### TASK PROMPT
Look for the string "cursor" and copy every line that has it.

----------------------------------------

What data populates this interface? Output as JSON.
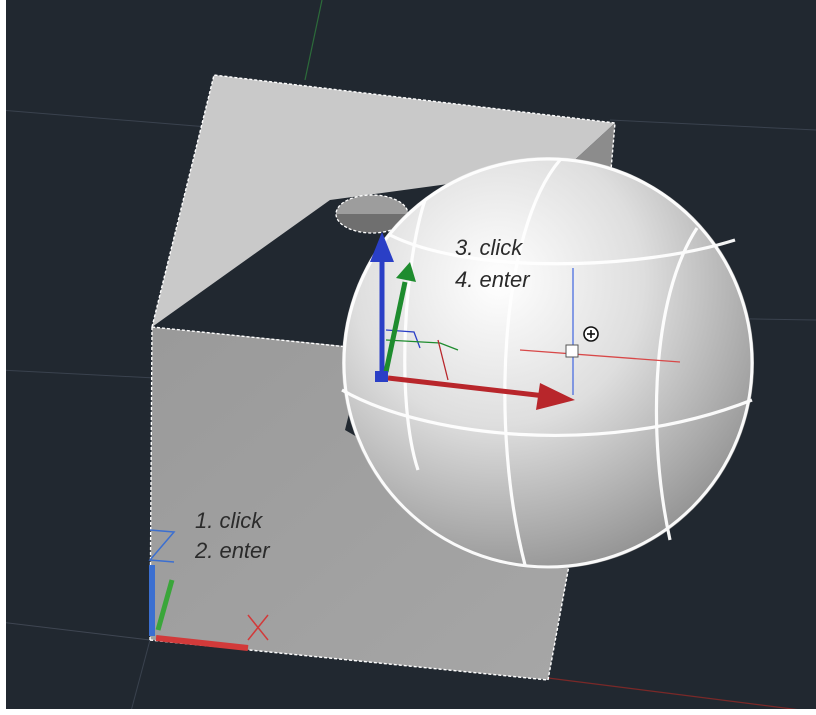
{
  "viewport": {
    "background": "#212830",
    "grid_color": "#3a424e",
    "y_axis_color": "#2c6b3a",
    "x_axis_color": "#7a2828"
  },
  "annotations": {
    "step1": "1. click",
    "step2": "2. enter",
    "step3": "3. click",
    "step4": "4. enter"
  },
  "ucs_icon": {
    "x_label": "X",
    "z_label": "Z",
    "x_color": "#d23a3a",
    "y_color": "#3aa63a",
    "z_color": "#3b6fd1"
  },
  "gizmo": {
    "x_color": "#b8262b",
    "y_color": "#1e8c2e",
    "z_color": "#2a3fc6"
  },
  "icons": {
    "cursor": "crosshair-pickbox-icon",
    "pointer": "pan-cursor-icon"
  }
}
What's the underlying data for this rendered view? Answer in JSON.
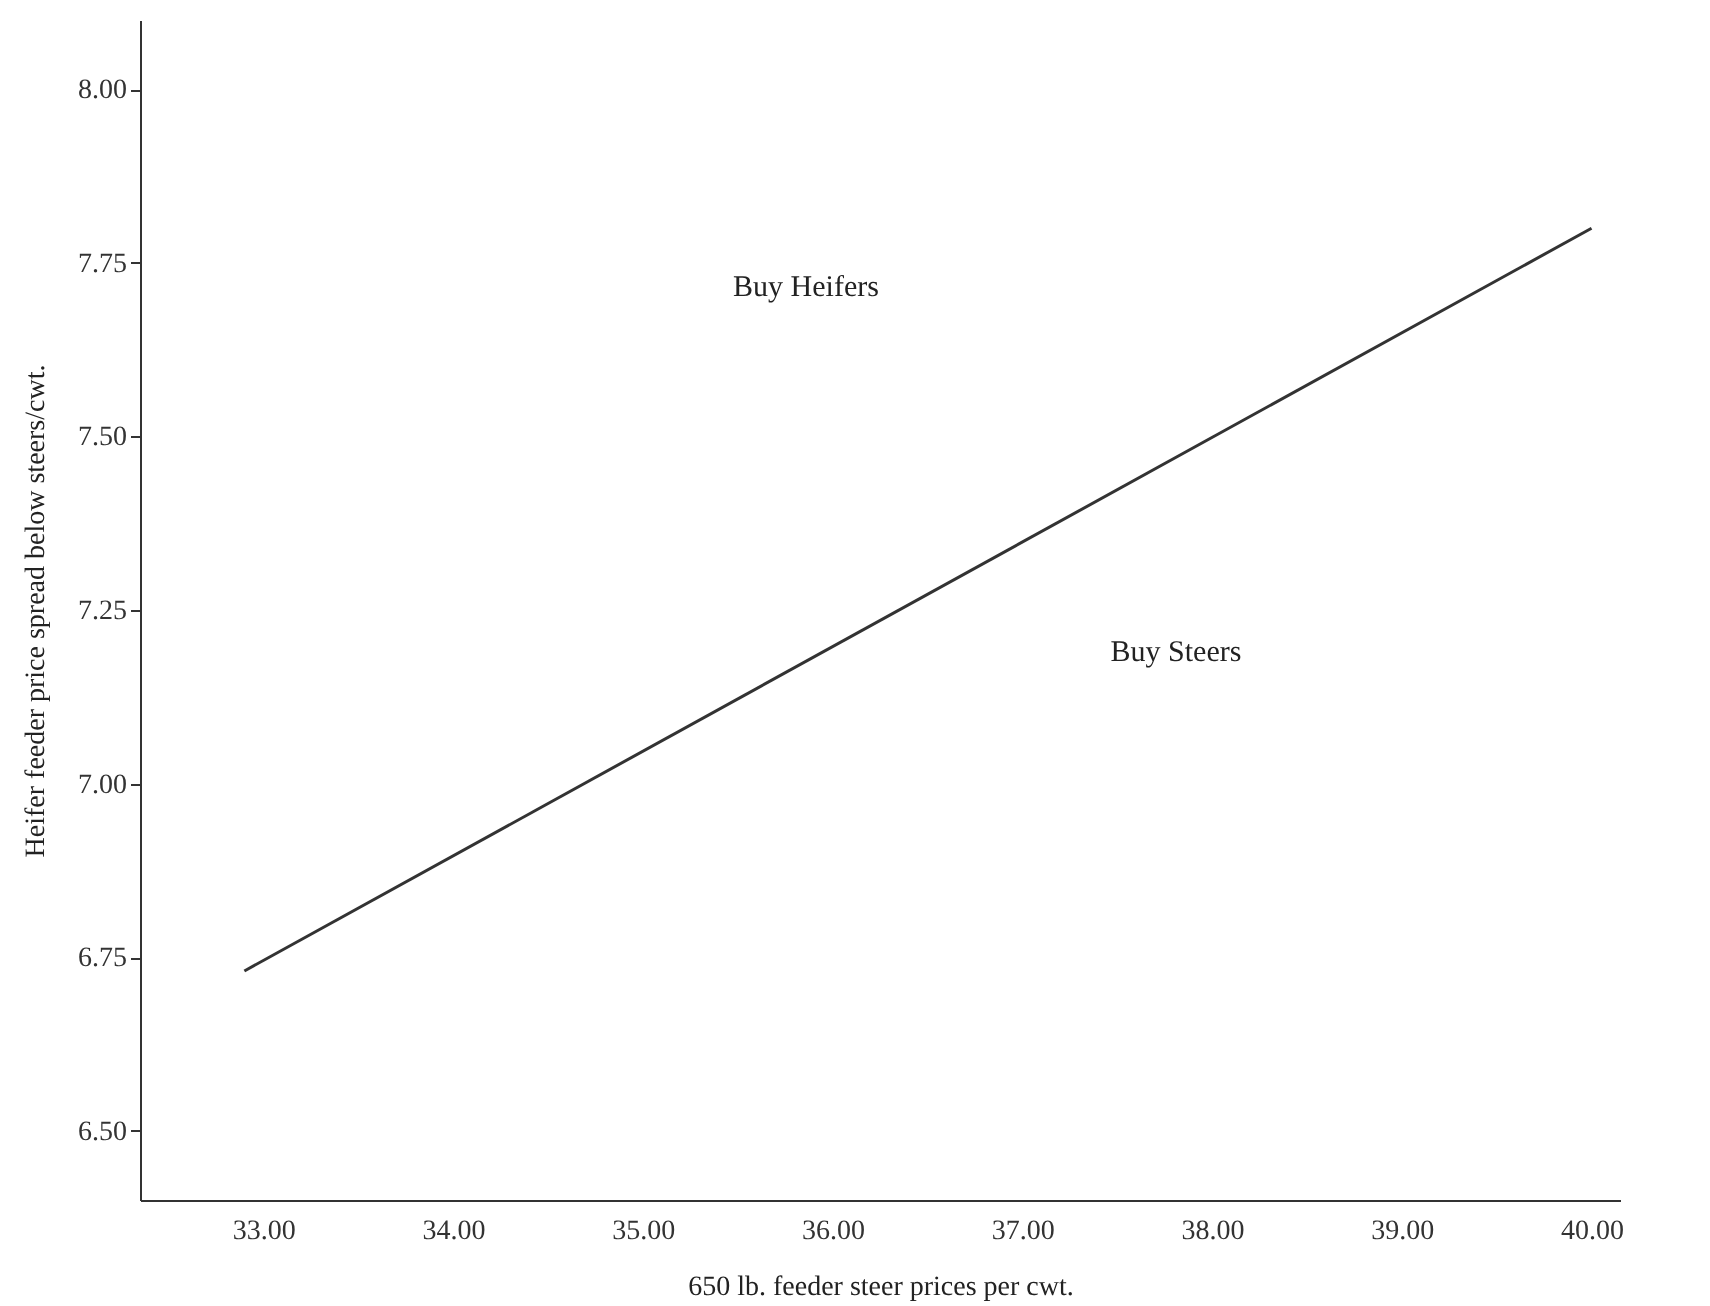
{
  "chart_data": {
    "type": "line",
    "xlabel": "650 lb. feeder steer prices per cwt.",
    "ylabel": "Heifer feeder price spread below steers/cwt.",
    "x": [
      32.9,
      40
    ],
    "series": [
      {
        "color": "#333333",
        "values": [
          6.73,
          7.8
        ]
      }
    ],
    "xlim": [
      32.35,
      40.15
    ],
    "ylim": [
      6.4,
      8.1
    ],
    "xticks": [
      {
        "value": 33,
        "label": "33.00"
      },
      {
        "value": 34,
        "label": "34.00"
      },
      {
        "value": 35,
        "label": "35.00"
      },
      {
        "value": 36,
        "label": "36.00"
      },
      {
        "value": 37,
        "label": "37.00"
      },
      {
        "value": 38,
        "label": "38.00"
      },
      {
        "value": 39,
        "label": "39.00"
      },
      {
        "value": 40,
        "label": "40.00"
      }
    ],
    "yticks": [
      {
        "value": 6.5,
        "label": "6.50"
      },
      {
        "value": 6.75,
        "label": "6.75"
      },
      {
        "value": 7,
        "label": "7.00"
      },
      {
        "value": 7.25,
        "label": "7.25"
      },
      {
        "value": 7.5,
        "label": "7.50"
      },
      {
        "value": 7.75,
        "label": "7.75"
      },
      {
        "value": 8,
        "label": "8.00"
      }
    ],
    "annotations": [
      "Buy Heifers",
      "Buy Steers"
    ],
    "grid": false,
    "marker": "none",
    "line_style": "solid"
  }
}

----------------------------------------

### REPLY TO THE EXERCISE
    "cursor": "crosshair-pickbox-icon",
    "pointer": "pan-cursor-icon"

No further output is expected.